### Using the information
- a) Answer these questions using the news article about the Monolith AI and Imperial College London grant.
(i) What is the value of the Innovate UK grant?
(ii) Who is named as the project leader?
(iii) Which medical condition is mentioned as an example of diagnosis through image processing?
- b) From the news article about the Monolith AI and Imperial College London grant, extract the passage between "While CAE simulations" and "for engineering applications.", inclusive.
- c) Write the next part of the news article about the Monolith AI and Imperial College London grant, continuing after the quotation from the project leader.

Monolith AI and Imperial College London to use £500k Innovate UK grant to create AI that can assess metal part manufacturability

Posted on 21 Jan 2022 by The Manufacturer

Leading Artificially Intelligent Engineering (AIE) software company Monolith AI and Imperial College London will use a £500,000 Innovate UK grant to launch a project to build a new type of artificial intelligence solution that will be able to assess if metal components are manufacturable and even explain why they might not be manufacturable.

While CAE simulations have dramatically improved how the manufacturability of industrial products like for example the door of a car is assessed, the final decision on whether this door is actually manufacturable is still limited to the assessment of a small number of domain experts who need to assess the simulation results. 

We know from medical image processing used, for example, to diagnose lung cancer, that machine learning models can provide a highly accurate assessment for new patients when trained with enough data. However, knowing the final prediction is not enoughDoctors need to understand why and where the AI algorithm detected cancer. The same is true for engineering applications.  

“Knowing that a door is not manufacturable is not enough. You need to understand why, and even more importantly how you could change the design and operating conditions to make it manufacturable”, says project leader Dr Joël Henry.

Document understanding data
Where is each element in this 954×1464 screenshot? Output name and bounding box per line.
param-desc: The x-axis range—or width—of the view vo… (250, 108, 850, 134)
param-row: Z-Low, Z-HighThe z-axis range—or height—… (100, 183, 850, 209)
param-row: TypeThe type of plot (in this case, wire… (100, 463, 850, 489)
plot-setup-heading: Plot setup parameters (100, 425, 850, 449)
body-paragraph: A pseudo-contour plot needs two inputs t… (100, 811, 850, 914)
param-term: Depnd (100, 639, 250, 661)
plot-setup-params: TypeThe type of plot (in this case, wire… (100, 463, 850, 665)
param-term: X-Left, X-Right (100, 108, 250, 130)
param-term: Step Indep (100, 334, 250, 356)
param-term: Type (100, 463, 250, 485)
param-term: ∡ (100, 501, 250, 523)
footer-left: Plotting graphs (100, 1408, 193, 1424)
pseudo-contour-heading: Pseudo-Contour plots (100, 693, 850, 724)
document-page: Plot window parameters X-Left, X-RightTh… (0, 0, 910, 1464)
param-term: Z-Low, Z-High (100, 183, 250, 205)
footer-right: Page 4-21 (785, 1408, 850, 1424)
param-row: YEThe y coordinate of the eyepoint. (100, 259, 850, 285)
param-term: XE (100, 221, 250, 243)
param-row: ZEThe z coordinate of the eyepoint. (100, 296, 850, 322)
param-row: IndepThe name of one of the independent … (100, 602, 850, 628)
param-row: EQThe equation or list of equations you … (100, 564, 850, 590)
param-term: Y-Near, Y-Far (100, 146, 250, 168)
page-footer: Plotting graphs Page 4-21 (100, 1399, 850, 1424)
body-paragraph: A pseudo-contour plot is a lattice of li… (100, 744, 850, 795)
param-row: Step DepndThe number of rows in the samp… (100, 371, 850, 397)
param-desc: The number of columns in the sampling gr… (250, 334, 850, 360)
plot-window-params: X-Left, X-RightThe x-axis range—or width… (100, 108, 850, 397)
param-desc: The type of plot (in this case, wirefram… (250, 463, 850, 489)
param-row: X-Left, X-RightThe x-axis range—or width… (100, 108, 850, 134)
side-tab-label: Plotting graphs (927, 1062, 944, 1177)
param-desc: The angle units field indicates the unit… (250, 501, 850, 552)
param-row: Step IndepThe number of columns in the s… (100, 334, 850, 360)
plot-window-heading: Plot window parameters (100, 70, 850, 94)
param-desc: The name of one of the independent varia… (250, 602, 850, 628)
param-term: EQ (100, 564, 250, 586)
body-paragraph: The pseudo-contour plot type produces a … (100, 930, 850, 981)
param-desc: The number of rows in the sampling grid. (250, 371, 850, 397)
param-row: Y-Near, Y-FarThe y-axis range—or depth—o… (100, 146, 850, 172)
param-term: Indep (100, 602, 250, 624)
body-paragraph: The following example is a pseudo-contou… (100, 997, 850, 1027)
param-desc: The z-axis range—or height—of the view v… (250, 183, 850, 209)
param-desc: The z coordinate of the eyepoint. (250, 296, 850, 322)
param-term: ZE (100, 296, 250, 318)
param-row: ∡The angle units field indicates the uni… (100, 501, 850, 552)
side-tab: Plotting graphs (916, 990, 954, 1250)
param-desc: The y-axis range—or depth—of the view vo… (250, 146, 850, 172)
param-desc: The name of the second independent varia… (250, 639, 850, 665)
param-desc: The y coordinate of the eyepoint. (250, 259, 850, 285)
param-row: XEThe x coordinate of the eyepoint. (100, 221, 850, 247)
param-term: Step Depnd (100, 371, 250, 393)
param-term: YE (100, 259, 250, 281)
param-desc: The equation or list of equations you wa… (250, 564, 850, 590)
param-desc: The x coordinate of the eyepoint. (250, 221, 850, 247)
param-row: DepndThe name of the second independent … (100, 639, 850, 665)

### Answers below
- a)
(i) £500,000
(ii) Dr Joël Henry
(iii) Lung cancer

- b)
While CAE simulations have dramatically improved how the manufacturability of industrial products like for example the door of a car is assessed, the final decision on whether this door is actually manufacturable is still limited to the assessment of a small number of domain experts who need to assess the simulation results. 

We know from medical image processing used, for example, to diagnose lung cancer, that machine learning models can provide a highly accurate assessment for new patients when trained with enough data. However, knowing the final prediction is not enoughDoctors need to understand why and where the AI algorithm detected cancer. The same is true for engineering applications.

- c)
Regions with poor manufacturability. Image courtey of Monolith AI

Therefore, the goal is to build a new version of explainable AI that will provide clear feedback to engineers on how it arrived at its conclusions, removing the ‘black box’ dilemma.

Monolith AI and Imperial College London want to streamline the manufacturing process and provide a new competitive advantage to high volume manufacturers by using AI to learn from what could be manufactured in the past and predict what is best for new components, enabling engineers to build expert simulations based on repetitive tasks and historic data. 

The platform will be developed over the course of 18 months, and will be evaluated by multiple industry partners. If successful, the project is set to revolutionise Computer-Aided Engineering (CAE) within the manufacturing industry, allowing engineers to run complex manufacturability assessment in seconds compared to weeks freeing up engineering skills for the most complex, value-added tasks.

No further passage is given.